Speaking of David, the Ash Wednesday Sermon will be about David and Bathsheba and the amazing Psalm that David composed after he was called out by the Prophet Nathan for the sins of adultery and murder for which God forgave him and yet he still paid a heavy price. This story will knock your socks off.
Ash Wednesday marks the first day of Lent, forty weekdays before Easter. The practice of placing ashes on the forehead symbolizes repentance and contrition. We will engage in that mysterious liturgy in the church sanctuary and courtyard tonight. Will you be blown away tonight at 7:30 PM in the sanctuary? Will you then have that moment and that memory for all eternity? Only if you are present to experience it live.

Jon B.

P.S. And you can attend and enjoy the mysterious Ash Wednesday Service starting in the sanctuary today at 7:30 PM, on March 1, can you not? And if you Mark your calendar and set a reminder now you will be more likely to remember to attend, will you not? That's right.

04 February 2017

Here is my Super Bowl story

Here is my Super Bowl story. 10 years ago I was seeking a new call as a pastor. My prayer was "Lord, I want to be a pastor in a Major League City." Today, 10 years later, I live in a major league city, Houston, Texas. This weekend we are hosting the Super Bowl. The stadium where the game will be played is five minutes from my house. Prayer answered. Thank you, Lord.

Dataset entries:
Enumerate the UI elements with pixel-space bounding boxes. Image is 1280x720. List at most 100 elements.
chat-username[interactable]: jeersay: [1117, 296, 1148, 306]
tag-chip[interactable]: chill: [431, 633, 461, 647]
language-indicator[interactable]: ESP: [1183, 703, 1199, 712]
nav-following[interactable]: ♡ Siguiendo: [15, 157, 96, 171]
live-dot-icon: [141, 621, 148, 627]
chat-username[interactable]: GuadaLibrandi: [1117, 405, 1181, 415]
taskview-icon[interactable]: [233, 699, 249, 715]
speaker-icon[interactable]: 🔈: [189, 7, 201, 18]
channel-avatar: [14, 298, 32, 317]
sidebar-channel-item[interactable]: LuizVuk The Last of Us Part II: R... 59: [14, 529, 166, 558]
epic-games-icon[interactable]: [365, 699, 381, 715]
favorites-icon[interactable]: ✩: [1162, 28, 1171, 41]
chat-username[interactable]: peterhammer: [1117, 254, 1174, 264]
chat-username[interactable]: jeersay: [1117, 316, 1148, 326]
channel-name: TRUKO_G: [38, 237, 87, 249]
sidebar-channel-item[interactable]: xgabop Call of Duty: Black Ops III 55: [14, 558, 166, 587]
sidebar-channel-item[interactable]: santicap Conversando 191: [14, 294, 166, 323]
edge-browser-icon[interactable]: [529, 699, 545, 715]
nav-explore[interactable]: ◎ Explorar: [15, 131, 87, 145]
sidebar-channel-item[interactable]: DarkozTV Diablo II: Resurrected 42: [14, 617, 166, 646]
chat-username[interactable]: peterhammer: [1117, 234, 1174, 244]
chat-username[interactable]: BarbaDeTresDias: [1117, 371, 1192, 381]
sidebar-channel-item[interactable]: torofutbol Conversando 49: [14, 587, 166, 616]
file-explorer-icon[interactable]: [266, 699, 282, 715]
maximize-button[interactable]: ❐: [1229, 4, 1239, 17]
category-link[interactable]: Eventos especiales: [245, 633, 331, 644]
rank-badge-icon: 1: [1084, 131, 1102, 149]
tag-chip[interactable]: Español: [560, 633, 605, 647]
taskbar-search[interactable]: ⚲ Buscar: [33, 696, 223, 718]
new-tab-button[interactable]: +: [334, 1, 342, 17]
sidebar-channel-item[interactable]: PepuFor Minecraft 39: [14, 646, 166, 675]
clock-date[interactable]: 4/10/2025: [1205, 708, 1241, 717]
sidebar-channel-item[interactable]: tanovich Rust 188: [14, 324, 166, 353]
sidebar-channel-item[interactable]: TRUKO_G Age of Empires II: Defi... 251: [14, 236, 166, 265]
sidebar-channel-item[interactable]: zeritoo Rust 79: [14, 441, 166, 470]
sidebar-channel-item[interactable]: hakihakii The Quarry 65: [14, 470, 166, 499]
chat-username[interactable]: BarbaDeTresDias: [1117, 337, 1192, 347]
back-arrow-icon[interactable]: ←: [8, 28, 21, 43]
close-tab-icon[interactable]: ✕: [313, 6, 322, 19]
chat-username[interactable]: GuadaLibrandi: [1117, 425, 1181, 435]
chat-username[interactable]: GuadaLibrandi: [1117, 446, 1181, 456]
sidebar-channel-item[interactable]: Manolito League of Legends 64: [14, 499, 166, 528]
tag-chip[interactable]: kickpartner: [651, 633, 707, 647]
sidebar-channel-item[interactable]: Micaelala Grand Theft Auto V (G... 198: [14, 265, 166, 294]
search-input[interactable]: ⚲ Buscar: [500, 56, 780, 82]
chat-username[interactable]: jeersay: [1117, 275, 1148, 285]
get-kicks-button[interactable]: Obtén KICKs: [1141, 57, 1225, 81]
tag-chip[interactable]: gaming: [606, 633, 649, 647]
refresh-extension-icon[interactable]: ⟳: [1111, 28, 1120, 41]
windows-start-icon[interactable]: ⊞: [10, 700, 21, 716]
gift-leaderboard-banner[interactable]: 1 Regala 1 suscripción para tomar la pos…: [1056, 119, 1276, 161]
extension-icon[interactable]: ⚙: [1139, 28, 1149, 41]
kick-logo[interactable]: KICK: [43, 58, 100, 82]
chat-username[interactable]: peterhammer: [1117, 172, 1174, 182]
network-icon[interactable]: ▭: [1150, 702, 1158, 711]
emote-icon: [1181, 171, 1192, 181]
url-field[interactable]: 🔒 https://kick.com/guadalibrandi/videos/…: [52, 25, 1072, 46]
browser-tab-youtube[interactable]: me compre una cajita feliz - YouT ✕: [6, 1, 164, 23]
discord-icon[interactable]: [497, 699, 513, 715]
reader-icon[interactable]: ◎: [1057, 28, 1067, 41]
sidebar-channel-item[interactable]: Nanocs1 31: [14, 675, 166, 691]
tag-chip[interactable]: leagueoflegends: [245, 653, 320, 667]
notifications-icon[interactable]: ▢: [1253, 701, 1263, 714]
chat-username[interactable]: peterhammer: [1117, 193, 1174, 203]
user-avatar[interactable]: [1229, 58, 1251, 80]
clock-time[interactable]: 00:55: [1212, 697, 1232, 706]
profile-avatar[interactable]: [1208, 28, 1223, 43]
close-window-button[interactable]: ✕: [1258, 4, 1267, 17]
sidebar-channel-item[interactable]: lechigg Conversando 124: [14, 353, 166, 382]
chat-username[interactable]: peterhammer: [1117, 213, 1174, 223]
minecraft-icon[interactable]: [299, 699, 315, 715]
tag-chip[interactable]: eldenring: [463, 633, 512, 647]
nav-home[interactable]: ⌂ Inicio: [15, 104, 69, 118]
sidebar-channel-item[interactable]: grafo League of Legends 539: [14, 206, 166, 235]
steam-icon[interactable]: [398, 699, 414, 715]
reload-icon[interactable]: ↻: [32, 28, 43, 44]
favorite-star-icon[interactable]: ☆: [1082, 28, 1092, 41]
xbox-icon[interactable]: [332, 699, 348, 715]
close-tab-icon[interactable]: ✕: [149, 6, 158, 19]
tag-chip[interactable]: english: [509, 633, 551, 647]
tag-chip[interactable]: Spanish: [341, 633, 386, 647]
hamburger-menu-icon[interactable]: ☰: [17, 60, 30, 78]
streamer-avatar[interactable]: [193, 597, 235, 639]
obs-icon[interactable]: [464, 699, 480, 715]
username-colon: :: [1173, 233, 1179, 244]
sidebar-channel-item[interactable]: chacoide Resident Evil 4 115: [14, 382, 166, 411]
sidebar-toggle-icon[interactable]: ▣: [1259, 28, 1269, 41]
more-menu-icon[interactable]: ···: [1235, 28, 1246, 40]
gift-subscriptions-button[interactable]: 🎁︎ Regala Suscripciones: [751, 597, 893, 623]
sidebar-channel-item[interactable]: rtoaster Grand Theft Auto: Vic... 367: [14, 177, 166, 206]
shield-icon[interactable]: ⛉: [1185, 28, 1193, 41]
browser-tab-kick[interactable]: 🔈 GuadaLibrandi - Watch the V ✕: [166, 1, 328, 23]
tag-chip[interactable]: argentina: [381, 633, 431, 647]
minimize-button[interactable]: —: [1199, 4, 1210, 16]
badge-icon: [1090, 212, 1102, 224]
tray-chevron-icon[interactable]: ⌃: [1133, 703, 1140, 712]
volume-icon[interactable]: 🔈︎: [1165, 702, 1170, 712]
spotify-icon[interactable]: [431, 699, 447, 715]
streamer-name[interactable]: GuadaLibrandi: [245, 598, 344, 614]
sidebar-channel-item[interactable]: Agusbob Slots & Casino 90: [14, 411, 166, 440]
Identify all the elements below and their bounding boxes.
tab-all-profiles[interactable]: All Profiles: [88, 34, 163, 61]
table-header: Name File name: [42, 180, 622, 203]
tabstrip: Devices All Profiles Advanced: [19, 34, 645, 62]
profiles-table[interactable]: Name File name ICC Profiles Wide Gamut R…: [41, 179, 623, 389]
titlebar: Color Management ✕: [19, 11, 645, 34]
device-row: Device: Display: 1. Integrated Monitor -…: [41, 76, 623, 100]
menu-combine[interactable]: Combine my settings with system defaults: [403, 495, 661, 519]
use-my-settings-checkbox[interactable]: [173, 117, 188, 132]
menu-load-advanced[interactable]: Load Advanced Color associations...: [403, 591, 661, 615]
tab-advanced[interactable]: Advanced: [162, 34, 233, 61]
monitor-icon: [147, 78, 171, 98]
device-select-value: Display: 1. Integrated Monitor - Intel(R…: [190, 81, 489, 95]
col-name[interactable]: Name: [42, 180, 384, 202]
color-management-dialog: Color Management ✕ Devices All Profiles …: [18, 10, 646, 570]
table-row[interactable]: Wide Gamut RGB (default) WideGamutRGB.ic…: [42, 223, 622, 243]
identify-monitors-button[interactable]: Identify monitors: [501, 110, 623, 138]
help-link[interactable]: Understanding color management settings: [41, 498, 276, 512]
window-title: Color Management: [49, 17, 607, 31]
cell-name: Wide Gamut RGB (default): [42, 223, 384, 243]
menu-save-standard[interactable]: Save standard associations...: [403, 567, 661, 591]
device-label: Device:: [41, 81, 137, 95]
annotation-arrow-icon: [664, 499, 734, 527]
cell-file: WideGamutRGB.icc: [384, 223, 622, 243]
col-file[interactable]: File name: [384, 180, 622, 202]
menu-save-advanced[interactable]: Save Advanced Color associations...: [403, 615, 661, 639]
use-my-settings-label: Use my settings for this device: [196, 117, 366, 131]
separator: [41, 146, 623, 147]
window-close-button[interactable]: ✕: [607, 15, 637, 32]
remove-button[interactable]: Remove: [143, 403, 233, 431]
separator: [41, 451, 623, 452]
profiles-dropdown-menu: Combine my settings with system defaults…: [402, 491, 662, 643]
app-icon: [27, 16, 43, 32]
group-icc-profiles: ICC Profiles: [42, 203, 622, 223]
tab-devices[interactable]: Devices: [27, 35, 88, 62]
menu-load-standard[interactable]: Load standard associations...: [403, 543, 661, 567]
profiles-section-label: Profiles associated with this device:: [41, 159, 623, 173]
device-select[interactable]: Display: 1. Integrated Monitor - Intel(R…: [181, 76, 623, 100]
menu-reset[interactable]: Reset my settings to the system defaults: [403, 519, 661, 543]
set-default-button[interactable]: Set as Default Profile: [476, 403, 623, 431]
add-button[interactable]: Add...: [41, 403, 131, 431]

Requirement A: From the Ash Wednesday sermon description in the church message, list every person named from the Bible story, not counting God.
Requirement B: Resume the pastor's Super Bowl story after its final sentence.
These dataset entries have no connection to the church message above.

Exercise output A: David, Bathsheba, the Prophet Nathan

Exercise output B:
So, what is like living in a major league city that is hosting the super bowl? Does it make you tingle 24/7 and lose sleep at night? No. It's more like living in a small town that is hosting a Cherry Festival. If you are on the Cherry Festival Planning Committee or really into cherries then you will be caught up in the excitement of the Cherry Festival. If you are not on that planning committee or a big fan of cherries, you probably won't notice anything different.
That is what it's like living in a city that's hosting the Super Bowl. If you are on the Super Bowl Planning Committee or if you are a huge NFL fan then you are very excited and it seems to be happening all around you. If you are not involved in hosting the event and not a big NFL fan, then you don't notice anything different except maybe a little more traffic the day before and the day of the game.
The reason for that is when you live in a major league city there are big events happening every week if not every day. There are big name rock concerts, plays, symphony concerts, art gallery openings, new restaurants opening, NBA games, MBL games, NFL games, college sports, etc. happening all the time. So you really don't notice any one event because that's just part of the ongoing flow of activity. However, if you are really a big fan of some particular event or activity, then of course you notice it and get excited.
I share this because it came as a revelation to me. I moved here from a small town. I soon noticed that what would have been a big deal in my small town was hardly noticed in the big city. There's too much happening all the time to take notice of any particular event for long. It's an interesting dynamic and I didn't expect.
By the way, the photo is from my high school days when I played quarterback at my small town high school. It was a big deal to me and the whole town because high school football is still a big deal in small towns all across America. However, I'm not sure it's such a big deal now as it was when I played back in 1978-80. I put a team picture because football, like life, is a team sport.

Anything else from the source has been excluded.